## REQUIRED WORK
Copy verbatim the span of lines beginning at the line that contains "Convert this document image to plain text." and ending with the final line of the data. Exclude pictures from the copy.

(Stored items)
========

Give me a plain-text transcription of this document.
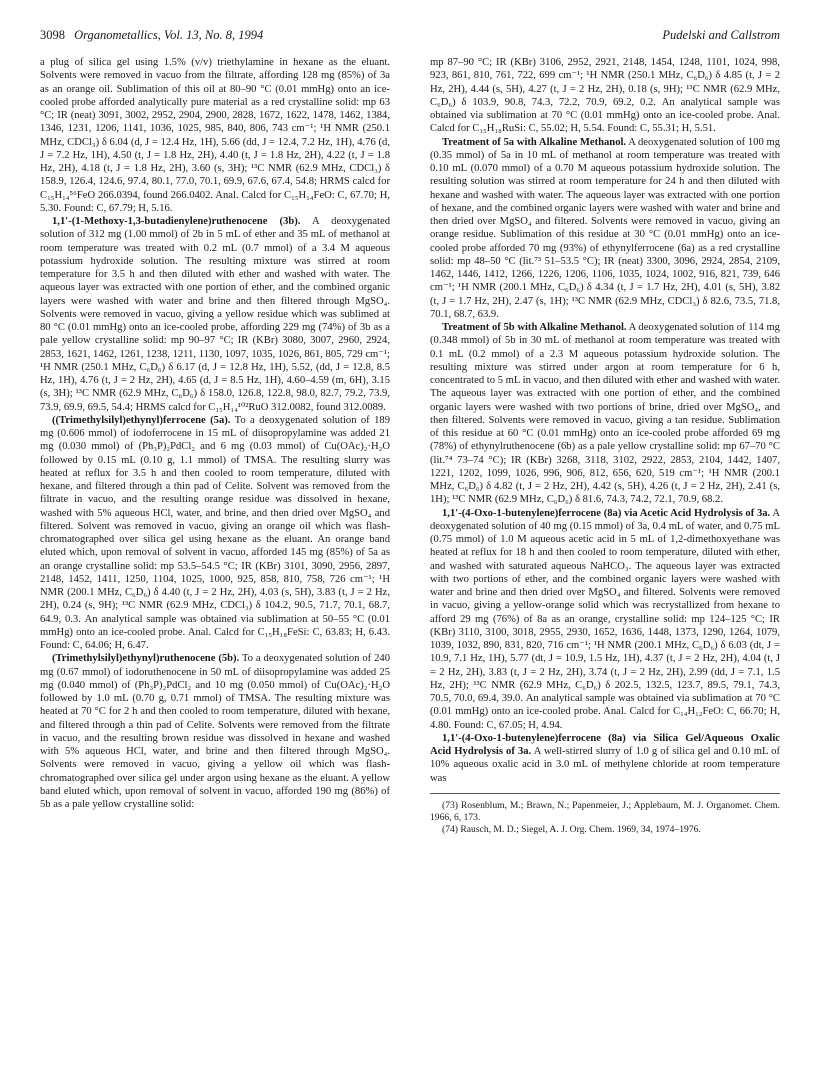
3098 Organometallics, Vol. 13, No. 8, 1994	Pudelski and Callstrom

a plug of silica gel using 1.5% (v/v) triethylamine in hexane as the eluant. Solvents were removed in vacuo from the filtrate, affording 128 mg (85%) of 3a as an orange oil. Sublimation of this oil at 80–90 °C (0.01 mmHg) onto an ice-cooled probe afforded analytically pure material as a red crystalline solid: mp 63 °C; IR (neat) 3091, 3002, 2952, 2904, 2900, 2828, 1672, 1622, 1478, 1462, 1384, 1346, 1231, 1206, 1141, 1036, 1025, 985, 840, 806, 743 cm⁻¹; ¹H NMR (250.1 MHz, CDCl₃) δ 6.04 (d, J = 12.4 Hz, 1H), 5.66 (dd, J = 12.4, 7.2 Hz, 1H), 4.76 (d, J = 7.2 Hz, 1H), 4.50 (t, J = 1.8 Hz, 2H), 4.40 (t, J = 1.8 Hz, 2H), 4.22 (t, J = 1.8 Hz, 2H), 4.18 (t, J = 1.8 Hz, 2H), 3.60 (s, 3H); ¹³C NMR (62.9 MHz, CDCl₃) δ 158.9, 126.4, 124.6, 97.4, 80.1, 77.0, 70.1, 69.9, 67.6, 67.4, 54.8; HRMS calcd for C₁₅H₁₄⁵⁶FeO 266.0394, found 266.0402. Anal. Calcd for C₁₅H₁₄FeO: C, 67.70; H, 5.30. Found: C, 67.79; H, 5.16.

1,1′-(1-Methoxy-1,3-butadienylene)ruthenocene (3b). A deoxygenated solution of 312 mg (1.00 mmol) of 2b in 5 mL of ether and 35 mL of methanol at room temperature was treated with 0.2 mL (0.7 mmol) of a 3.4 M aqueous potassium hydroxide solution. The resulting mixture was stirred at room temperature for 3.5 h and then diluted with ether and washed with water. The aqueous layer was extracted with one portion of ether, and the combined organic layers were washed with water and brine and then filtered through MgSO₄. Solvents were removed in vacuo, giving a yellow residue which was sublimed at 80 °C (0.01 mmHg) onto an ice-cooled probe, affording 229 mg (74%) of 3b as a pale yellow crystalline solid: mp 90–97 °C; IR (KBr) 3080, 3007, 2960, 2924, 2853, 1621, 1462, 1261, 1238, 1211, 1130, 1097, 1035, 1026, 861, 805, 729 cm⁻¹; ¹H NMR (250.1 MHz, C₆D₆) δ 6.17 (d, J = 12.8 Hz, 1H), 5.52, (dd, J = 12.8, 8.5 Hz, 1H), 4.76 (t, J = 2 Hz, 2H), 4.65 (d, J = 8.5 Hz, 1H), 4.60–4.59 (m, 6H), 3.15 (s, 3H); ¹³C NMR (62.9 MHz, C₆D₆) δ 158.0, 126.8, 122.8, 98.0, 82.7, 79.2, 73.9, 73.9, 69.9, 69.5, 54.4; HRMS calcd for C₁₅H₁₄¹⁰²RuO 312.0082, found 312.0089.

((Trimethylsilyl)ethynyl)ferrocene (5a). To a deoxygenated solution of 189 mg (0.606 mmol) of iodoferrocene in 15 mL of diisopropylamine was added 21 mg (0.030 mmol) of (Ph₃P)₂PdCl₂ and 6 mg (0.03 mmol) of Cu(OAc)₂·H₂O followed by 0.15 mL (0.10 g, 1.1 mmol) of TMSA. The resulting slurry was heated at reflux for 3.5 h and then cooled to room temperature, diluted with hexane, and filtered through a thin pad of Celite. Solvent was removed from the filtrate in vacuo, and the resulting orange residue was dissolved in hexane, washed with 5% aqueous HCl, water, and brine, and then dried over MgSO₄ and filtered. Solvent was removed in vacuo, giving an orange oil which was flash-chromatographed over silica gel using hexane as the eluant. An orange band eluted which, upon removal of solvent in vacuo, afforded 145 mg (85%) of 5a as an orange crystalline solid: mp 53.5–54.5 °C; IR (KBr) 3101, 3090, 2956, 2897, 2148, 1452, 1411, 1250, 1104, 1025, 1000, 925, 858, 810, 758, 726 cm⁻¹; ¹H NMR (200.1 MHz, C₆D₆) δ 4.40 (t, J = 2 Hz, 2H), 4.03 (s, 5H), 3.83 (t, J = 2 Hz, 2H), 0.24 (s, 9H); ¹³C NMR (62.9 MHz, CDCl₃) δ 104.2, 90.5, 71.7, 70.1, 68.7, 64.9, 0.3. An analytical sample was obtained via sublimation at 50–55 °C (0.01 mmHg) onto an ice-cooled probe. Anal. Calcd for C₁₅H₁₈FeSi: C, 63.83; H, 6.43. Found: C, 64.06; H, 6.47.

(Trimethylsilyl)ethynyl)ruthenocene (5b). To a deoxygenated solution of 240 mg (0.67 mmol) of iodoruthenocene in 50 mL of diisopropylamine was added 25 mg (0.040 mmol) of (Ph₃P)₂PdCl₂ and 10 mg (0.050 mmol) of Cu(OAc)₂·H₂O followed by 1.0 mL (0.70 g, 0.71 mmol) of TMSA. The resulting mixture was heated at 70 °C for 2 h and then cooled to room temperature, diluted with hexane, and filtered through a thin pad of Celite. Solvents were removed from the filtrate in vacuo, and the resulting brown residue was dissolved in hexane and washed with 5% aqueous HCl, water, and brine and then filtered through MgSO₄. Solvents were removed in vacuo, giving a yellow oil which was flash-chromatographed over silica gel under argon using hexane as the eluant. A yellow band eluted which, upon removal of solvent in vacuo, afforded 190 mg (86%) of 5b as a pale yellow crystalline solid:

mp 87–90 °C; IR (KBr) 3106, 2952, 2921, 2148, 1454, 1248, 1101, 1024, 998, 923, 861, 810, 761, 722, 699 cm⁻¹; ¹H NMR (250.1 MHz, C₆D₆) δ 4.85 (t, J = 2 Hz, 2H), 4.44 (s, 5H), 4.27 (t, J = 2 Hz, 2H), 0.18 (s, 9H); ¹³C NMR (62.9 MHz, C₆D₆) δ 103.9, 90.8, 74.3, 72.2, 70.9, 69.2, 0.2. An analytical sample was obtained via sublimation at 70 °C (0.01 mmHg) onto an ice-cooled probe. Anal. Calcd for C₁₅H₁₈RuSi: C, 55.02; H, 5.54. Found: C, 55.31; H, 5.51.

Treatment of 5a with Alkaline Methanol. A deoxygenated solution of 100 mg (0.35 mmol) of 5a in 10 mL of methanol at room temperature was treated with 0.10 mL (0.070 mmol) of a 0.70 M aqueous potassium hydroxide solution. The resulting solution was stirred at room temperature for 24 h and then diluted with hexane and washed with water. The aqueous layer was extracted with one portion of hexane, and the combined organic layers were washed with water and brine and then dried over MgSO₄ and filtered. Solvents were removed in vacuo, giving an orange residue. Sublimation of this residue at 30 °C (0.01 mmHg) onto an ice-cooled probe afforded 70 mg (93%) of ethynylferrocene (6a) as a red crystalline solid: mp 48–50 °C (lit.⁷³ 51–53.5 °C); IR (neat) 3300, 3096, 2924, 2854, 2109, 1462, 1446, 1412, 1266, 1226, 1206, 1106, 1035, 1024, 1002, 916, 821, 739, 646 cm⁻¹; ¹H NMR (200.1 MHz, C₆D₆) δ 4.34 (t, J = 1.7 Hz, 2H), 4.01 (s, 5H), 3.82 (t, J = 1.7 Hz, 2H), 2.47 (s, 1H); ¹³C NMR (62.9 MHz, CDCl₃) δ 82.6, 73.5, 71.8, 70.1, 68.7, 63.9.

Treatment of 5b with Alkaline Methanol. A deoxygenated solution of 114 mg (0.348 mmol) of 5b in 30 mL of methanol at room temperature was treated with 0.1 mL (0.2 mmol) of a 2.3 M aqueous potassium hydroxide solution. The resulting mixture was stirred under argon at room temperature for 6 h, concentrated to 5 mL in vacuo, and then diluted with ether and washed with water. The aqueous layer was extracted with one portion of ether, and the combined organic layers were washed with two portions of brine, dried over MgSO₄, and then filtered. Solvents were removed in vacuo, giving a tan residue. Sublimation of this residue at 60 °C (0.01 mmHg) onto an ice-cooled probe afforded 69 mg (78%) of ethynylruthenocene (6b) as a pale yellow crystalline solid: mp 67–70 °C (lit.⁷⁴ 73–74 °C); IR (KBr) 3268, 3118, 3102, 2922, 2853, 2104, 1442, 1407, 1221, 1202, 1099, 1026, 996, 906, 812, 656, 620, 519 cm⁻¹; ¹H NMR (200.1 MHz, C₆D₆) δ 4.82 (t, J = 2 Hz, 2H), 4.42 (s, 5H), 4.26 (t, J = 2 Hz, 2H), 2.41 (s, 1H); ¹³C NMR (62.9 MHz, C₆D₆) δ 81.6, 74.3, 74.2, 72.1, 70.9, 68.2.

1,1′-(4-Oxo-1-butenylene)ferrocene (8a) via Acetic Acid Hydrolysis of 3a. A deoxygenated solution of 40 mg (0.15 mmol) of 3a, 0.4 mL of water, and 0.75 mL (0.75 mmol) of 1.0 M aqueous acetic acid in 5 mL of 1,2-dimethoxyethane was heated at reflux for 18 h and then cooled to room temperature, diluted with ether, and washed with saturated aqueous NaHCO₃. The aqueous layer was extracted with two portions of ether, and the combined organic layers were washed with water and brine and then dried over MgSO₄ and filtered. Solvents were removed in vacuo, giving a yellow-orange solid which was recrystallized from hexane to afford 29 mg (76%) of 8a as an orange, crystalline solid: mp 124–125 °C; IR (KBr) 3110, 3100, 3018, 2955, 2930, 1652, 1636, 1448, 1373, 1290, 1264, 1079, 1039, 1032, 890, 831, 820, 716 cm⁻¹; ¹H NMR (200.1 MHz, C₆D₆) δ 6.03 (dt, J = 10.9, 7.1 Hz, 1H), 5.77 (dt, J = 10.9, 1.5 Hz, 1H), 4.37 (t, J = 2 Hz, 2H), 4.04 (t, J = 2 Hz, 2H), 3.83 (t, J = 2 Hz, 2H), 3.74 (t, J = 2 Hz, 2H), 2.99 (dd, J = 7.1, 1.5 Hz, 2H); ¹³C NMR (62.9 MHz, C₆D₆) δ 202.5, 132.5, 123.7, 89.5, 79.1, 74.3, 70.5, 70.0, 69.4, 39.0. An analytical sample was obtained via sublimation at 70 °C (0.01 mmHg) onto an ice-cooled probe. Anal. Calcd for C₁₄H₁₂FeO: C, 66.70; H, 4.80. Found: C, 67.05; H, 4.94.

1,1′-(4-Oxo-1-butenylene)ferrocene (8a) via Silica Gel/Aqueous Oxalic Acid Hydrolysis of 3a. A well-stirred slurry of 1.0 g of silica gel and 0.10 mL of 10% aqueous oxalic acid in 3.0 mL of methylene chloride at room temperature was

(73) Rosenblum, M.; Brawn, N.; Papenmeier, J.; Applebaum, M. J. Organomet. Chem. 1966, 6, 173.
(74) Rausch, M. D.; Siegel, A. J. Org. Chem. 1969, 34, 1974–1976.
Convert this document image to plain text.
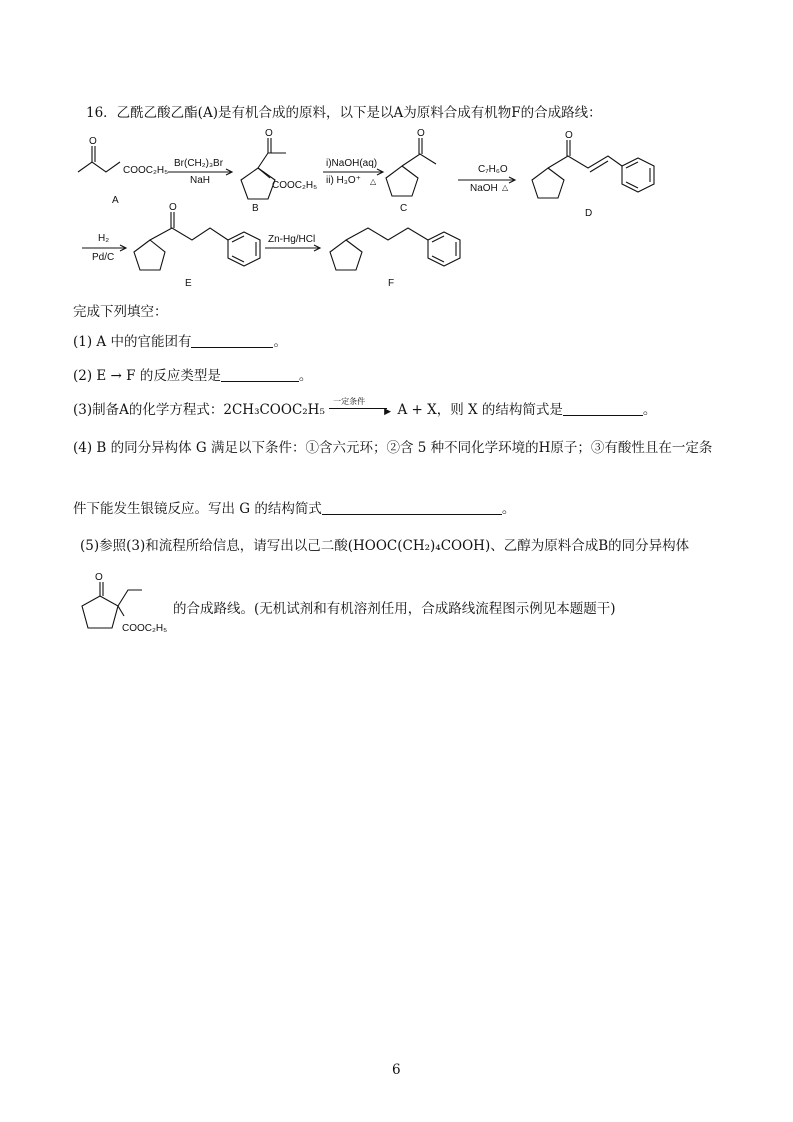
16．乙酰乙酸乙酯(A)是有机合成的原料，以下是以A为原料合成有机物F的合成路线：
O
O	O	O
O
COOC₂H₅
A
Br(CH₂)₃Br
NaH	COOC₂H₅
B
i)NaOH(aq)
ii) H₃O⁺ △
C
C₇H₆O
NaOH △
D
H₂
Pd/C
E
Zn-Hg/HCl
F
完成下列填空：
(1) A 中的官能团有	。
(2) E → F 的反应类型是	。
(3)制备A的化学方程式：2CH₃COOC₂H₅
一定条件
▶ A + X，则 X 的结构简式是	。
(4) B 的同分异构体 G 满足以下条件：①含六元环；②含 5 种不同化学环境的H原子；③有酸性且在一定条
件下能发生银镜反应。写出 G 的结构简式	。
(5)参照(3)和流程所给信息，请写出以己二酸(HOOC(CH₂)₄COOH)、乙醇为原料合成B的同分异构体
O
COOC₂H₅
的合成路线。(无机试剂和有机溶剂任用，合成路线流程图示例见本题题干)
6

========

## TASK OUTPUT
Convert this document image to plain text.
16．乙酰乙酸乙酯(A)是有机合成的原料，以下是以A为原料合成有机物F的合成路线：
O
O	O	O
O
COOC₂H₅
A
Br(CH₂)₃Br
NaH	COOC₂H₅
B
i)NaOH(aq)
ii) H₃O⁺ △
C
C₇H₆O
NaOH △
D
H₂
Pd/C
E
Zn-Hg/HCl
F
完成下列填空：
(1) A 中的官能团有	。
(2) E → F 的反应类型是	。
(3)制备A的化学方程式：2CH₃COOC₂H₅
一定条件
▶ A + X，则 X 的结构简式是	。
(4) B 的同分异构体 G 满足以下条件：①含六元环；②含 5 种不同化学环境的H原子；③有酸性且在一定条
件下能发生银镜反应。写出 G 的结构简式	。
(5)参照(3)和流程所给信息，请写出以己二酸(HOOC(CH₂)₄COOH)、乙醇为原料合成B的同分异构体
O
COOC₂H₅
的合成路线。(无机试剂和有机溶剂任用，合成路线流程图示例见本题题干)
6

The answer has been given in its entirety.